Set task -> Return the data verbatim from its first line through the line containing "salinity-profile-cell xyxy=(650,366,654,430)", both ends included.

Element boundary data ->
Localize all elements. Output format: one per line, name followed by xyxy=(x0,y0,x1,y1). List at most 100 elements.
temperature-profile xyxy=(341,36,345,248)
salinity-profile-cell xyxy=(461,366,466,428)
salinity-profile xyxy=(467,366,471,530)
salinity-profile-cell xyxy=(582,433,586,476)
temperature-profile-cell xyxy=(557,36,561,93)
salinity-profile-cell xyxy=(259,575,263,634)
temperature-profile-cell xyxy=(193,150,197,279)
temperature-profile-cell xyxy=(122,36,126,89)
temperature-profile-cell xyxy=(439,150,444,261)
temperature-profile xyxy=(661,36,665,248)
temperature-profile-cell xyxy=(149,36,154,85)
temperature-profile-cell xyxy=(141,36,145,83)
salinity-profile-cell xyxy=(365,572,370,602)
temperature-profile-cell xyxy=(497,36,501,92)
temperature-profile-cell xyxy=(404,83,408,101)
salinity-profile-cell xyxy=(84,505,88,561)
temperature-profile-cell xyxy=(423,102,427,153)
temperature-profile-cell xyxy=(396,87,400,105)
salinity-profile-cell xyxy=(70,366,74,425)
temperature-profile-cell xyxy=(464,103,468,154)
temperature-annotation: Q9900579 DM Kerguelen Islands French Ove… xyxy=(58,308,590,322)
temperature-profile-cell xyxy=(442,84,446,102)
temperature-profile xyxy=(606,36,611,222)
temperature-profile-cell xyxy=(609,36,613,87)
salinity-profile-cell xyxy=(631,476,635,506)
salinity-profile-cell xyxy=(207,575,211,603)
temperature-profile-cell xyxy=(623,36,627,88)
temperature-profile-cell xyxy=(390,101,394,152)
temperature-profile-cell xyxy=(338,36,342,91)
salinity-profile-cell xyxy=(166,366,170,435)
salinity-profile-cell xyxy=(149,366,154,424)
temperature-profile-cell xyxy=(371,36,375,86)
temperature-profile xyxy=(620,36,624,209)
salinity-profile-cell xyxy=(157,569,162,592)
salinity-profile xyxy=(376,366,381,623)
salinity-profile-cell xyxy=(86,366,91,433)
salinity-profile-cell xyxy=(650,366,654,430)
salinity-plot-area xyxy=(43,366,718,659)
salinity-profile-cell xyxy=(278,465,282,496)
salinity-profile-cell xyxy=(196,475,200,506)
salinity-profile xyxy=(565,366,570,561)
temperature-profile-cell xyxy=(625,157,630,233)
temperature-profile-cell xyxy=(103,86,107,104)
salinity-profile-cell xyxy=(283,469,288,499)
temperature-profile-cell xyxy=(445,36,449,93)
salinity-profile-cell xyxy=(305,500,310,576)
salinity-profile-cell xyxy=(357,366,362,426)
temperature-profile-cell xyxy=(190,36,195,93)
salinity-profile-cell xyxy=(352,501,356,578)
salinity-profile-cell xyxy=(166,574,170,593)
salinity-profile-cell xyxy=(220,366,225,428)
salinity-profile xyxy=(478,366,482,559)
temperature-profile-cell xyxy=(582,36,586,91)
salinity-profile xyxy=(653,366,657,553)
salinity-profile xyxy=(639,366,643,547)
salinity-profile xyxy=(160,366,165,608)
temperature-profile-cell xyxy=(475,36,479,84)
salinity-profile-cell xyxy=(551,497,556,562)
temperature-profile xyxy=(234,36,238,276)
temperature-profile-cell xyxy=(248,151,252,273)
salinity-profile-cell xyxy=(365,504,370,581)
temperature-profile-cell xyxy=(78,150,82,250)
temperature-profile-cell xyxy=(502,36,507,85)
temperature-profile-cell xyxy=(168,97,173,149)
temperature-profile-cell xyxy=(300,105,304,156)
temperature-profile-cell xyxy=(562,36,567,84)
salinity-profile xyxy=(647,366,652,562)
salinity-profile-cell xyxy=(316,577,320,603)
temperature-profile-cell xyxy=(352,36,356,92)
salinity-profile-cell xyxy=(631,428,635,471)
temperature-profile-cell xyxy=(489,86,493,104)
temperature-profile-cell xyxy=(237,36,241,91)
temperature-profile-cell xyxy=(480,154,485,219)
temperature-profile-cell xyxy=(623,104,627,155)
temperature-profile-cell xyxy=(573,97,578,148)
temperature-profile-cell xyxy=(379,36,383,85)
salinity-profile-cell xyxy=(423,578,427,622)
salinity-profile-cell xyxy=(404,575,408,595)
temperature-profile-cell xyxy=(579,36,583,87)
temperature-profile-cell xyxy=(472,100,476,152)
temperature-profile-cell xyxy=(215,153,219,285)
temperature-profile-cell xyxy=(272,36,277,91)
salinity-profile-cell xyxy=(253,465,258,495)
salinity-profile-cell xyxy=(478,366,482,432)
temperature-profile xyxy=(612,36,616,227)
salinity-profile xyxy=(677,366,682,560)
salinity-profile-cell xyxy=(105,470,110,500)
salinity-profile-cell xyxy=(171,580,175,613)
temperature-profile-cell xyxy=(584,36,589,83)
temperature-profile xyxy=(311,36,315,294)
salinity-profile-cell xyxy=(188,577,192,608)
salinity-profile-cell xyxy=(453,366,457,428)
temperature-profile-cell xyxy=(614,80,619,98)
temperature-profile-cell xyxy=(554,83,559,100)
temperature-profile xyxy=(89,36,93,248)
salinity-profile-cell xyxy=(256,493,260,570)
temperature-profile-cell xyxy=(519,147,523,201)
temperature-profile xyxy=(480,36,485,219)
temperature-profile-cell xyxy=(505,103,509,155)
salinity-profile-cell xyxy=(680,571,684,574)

In response ->
Localize all elements. Output format: one per line, name followed by xyxy=(x0,y0,x1,y1). List at most 100 elements.
temperature-profile xyxy=(341,36,345,248)
salinity-profile-cell xyxy=(461,366,466,428)
salinity-profile xyxy=(467,366,471,530)
salinity-profile-cell xyxy=(582,433,586,476)
temperature-profile-cell xyxy=(557,36,561,93)
salinity-profile-cell xyxy=(259,575,263,634)
temperature-profile-cell xyxy=(193,150,197,279)
temperature-profile-cell xyxy=(122,36,126,89)
temperature-profile-cell xyxy=(439,150,444,261)
temperature-profile xyxy=(661,36,665,248)
temperature-profile-cell xyxy=(149,36,154,85)
temperature-profile-cell xyxy=(141,36,145,83)
salinity-profile-cell xyxy=(365,572,370,602)
temperature-profile-cell xyxy=(497,36,501,92)
temperature-profile-cell xyxy=(404,83,408,101)
salinity-profile-cell xyxy=(84,505,88,561)
temperature-profile-cell xyxy=(423,102,427,153)
temperature-profile-cell xyxy=(396,87,400,105)
salinity-profile-cell xyxy=(70,366,74,425)
temperature-profile-cell xyxy=(464,103,468,154)
temperature-annotation: Q9900579 DM Kerguelen Islands French Ove… xyxy=(58,308,590,322)
temperature-profile-cell xyxy=(442,84,446,102)
temperature-profile xyxy=(606,36,611,222)
temperature-profile-cell xyxy=(609,36,613,87)
salinity-profile-cell xyxy=(631,476,635,506)
salinity-profile-cell xyxy=(207,575,211,603)
temperature-profile-cell xyxy=(623,36,627,88)
temperature-profile-cell xyxy=(390,101,394,152)
temperature-profile-cell xyxy=(338,36,342,91)
salinity-profile-cell xyxy=(166,366,170,435)
salinity-profile-cell xyxy=(149,366,154,424)
temperature-profile-cell xyxy=(371,36,375,86)
temperature-profile xyxy=(620,36,624,209)
salinity-profile-cell xyxy=(157,569,162,592)
salinity-profile xyxy=(376,366,381,623)
salinity-profile-cell xyxy=(86,366,91,433)
salinity-profile-cell xyxy=(650,366,654,430)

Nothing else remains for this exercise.